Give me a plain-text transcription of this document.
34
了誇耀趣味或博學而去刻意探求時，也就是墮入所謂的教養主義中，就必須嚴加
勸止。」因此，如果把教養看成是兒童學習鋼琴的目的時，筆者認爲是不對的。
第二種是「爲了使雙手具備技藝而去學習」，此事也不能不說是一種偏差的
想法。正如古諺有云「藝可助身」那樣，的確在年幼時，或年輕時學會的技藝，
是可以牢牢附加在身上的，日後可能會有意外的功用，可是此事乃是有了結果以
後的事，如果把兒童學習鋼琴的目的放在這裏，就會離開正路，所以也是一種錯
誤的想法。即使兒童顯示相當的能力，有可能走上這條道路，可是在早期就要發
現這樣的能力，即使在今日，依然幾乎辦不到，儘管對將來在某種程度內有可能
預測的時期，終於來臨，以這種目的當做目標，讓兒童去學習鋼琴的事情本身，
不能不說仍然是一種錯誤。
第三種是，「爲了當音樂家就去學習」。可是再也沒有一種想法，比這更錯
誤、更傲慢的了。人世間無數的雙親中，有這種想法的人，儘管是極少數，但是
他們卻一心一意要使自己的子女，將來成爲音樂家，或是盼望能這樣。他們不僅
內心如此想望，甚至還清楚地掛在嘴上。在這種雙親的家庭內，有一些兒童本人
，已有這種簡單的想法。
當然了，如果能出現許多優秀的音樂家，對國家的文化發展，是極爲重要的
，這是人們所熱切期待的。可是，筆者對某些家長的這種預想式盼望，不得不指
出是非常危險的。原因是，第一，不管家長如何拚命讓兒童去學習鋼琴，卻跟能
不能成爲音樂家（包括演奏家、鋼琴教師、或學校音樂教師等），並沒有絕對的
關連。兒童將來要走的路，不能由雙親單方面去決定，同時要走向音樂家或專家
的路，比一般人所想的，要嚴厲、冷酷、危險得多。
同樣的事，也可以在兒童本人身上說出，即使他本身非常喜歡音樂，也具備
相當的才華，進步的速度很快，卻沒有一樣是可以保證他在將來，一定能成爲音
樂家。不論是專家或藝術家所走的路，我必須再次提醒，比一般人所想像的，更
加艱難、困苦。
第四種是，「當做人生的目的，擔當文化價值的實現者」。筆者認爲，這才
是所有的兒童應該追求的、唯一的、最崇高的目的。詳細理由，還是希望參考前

☆ ☆ ☆ ☆ ☆

**Exercise aim:**
Copy all of the material word for word.

**Response:**
Give me a plain-text transcription of this document.
34
了誇耀趣味或博學而去刻意探求時，也就是墮入所謂的教養主義中，就必須嚴加
勸止。」因此，如果把教養看成是兒童學習鋼琴的目的時，筆者認爲是不對的。
第二種是「爲了使雙手具備技藝而去學習」，此事也不能不說是一種偏差的
想法。正如古諺有云「藝可助身」那樣，的確在年幼時，或年輕時學會的技藝，
是可以牢牢附加在身上的，日後可能會有意外的功用，可是此事乃是有了結果以
後的事，如果把兒童學習鋼琴的目的放在這裏，就會離開正路，所以也是一種錯
誤的想法。即使兒童顯示相當的能力，有可能走上這條道路，可是在早期就要發
現這樣的能力，即使在今日，依然幾乎辦不到，儘管對將來在某種程度內有可能
預測的時期，終於來臨，以這種目的當做目標，讓兒童去學習鋼琴的事情本身，
不能不說仍然是一種錯誤。
第三種是，「爲了當音樂家就去學習」。可是再也沒有一種想法，比這更錯
誤、更傲慢的了。人世間無數的雙親中，有這種想法的人，儘管是極少數，但是
他們卻一心一意要使自己的子女，將來成爲音樂家，或是盼望能這樣。他們不僅
內心如此想望，甚至還清楚地掛在嘴上。在這種雙親的家庭內，有一些兒童本人
，已有這種簡單的想法。
當然了，如果能出現許多優秀的音樂家，對國家的文化發展，是極爲重要的
，這是人們所熱切期待的。可是，筆者對某些家長的這種預想式盼望，不得不指
出是非常危險的。原因是，第一，不管家長如何拚命讓兒童去學習鋼琴，卻跟能
不能成爲音樂家（包括演奏家、鋼琴教師、或學校音樂教師等），並沒有絕對的
關連。兒童將來要走的路，不能由雙親單方面去決定，同時要走向音樂家或專家
的路，比一般人所想的，要嚴厲、冷酷、危險得多。
同樣的事，也可以在兒童本人身上說出，即使他本身非常喜歡音樂，也具備
相當的才華，進步的速度很快，卻沒有一樣是可以保證他在將來，一定能成爲音
樂家。不論是專家或藝術家所走的路，我必須再次提醒，比一般人所想像的，更
加艱難、困苦。
第四種是，「當做人生的目的，擔當文化價值的實現者」。筆者認爲，這才
是所有的兒童應該追求的、唯一的、最崇高的目的。詳細理由，還是希望參考前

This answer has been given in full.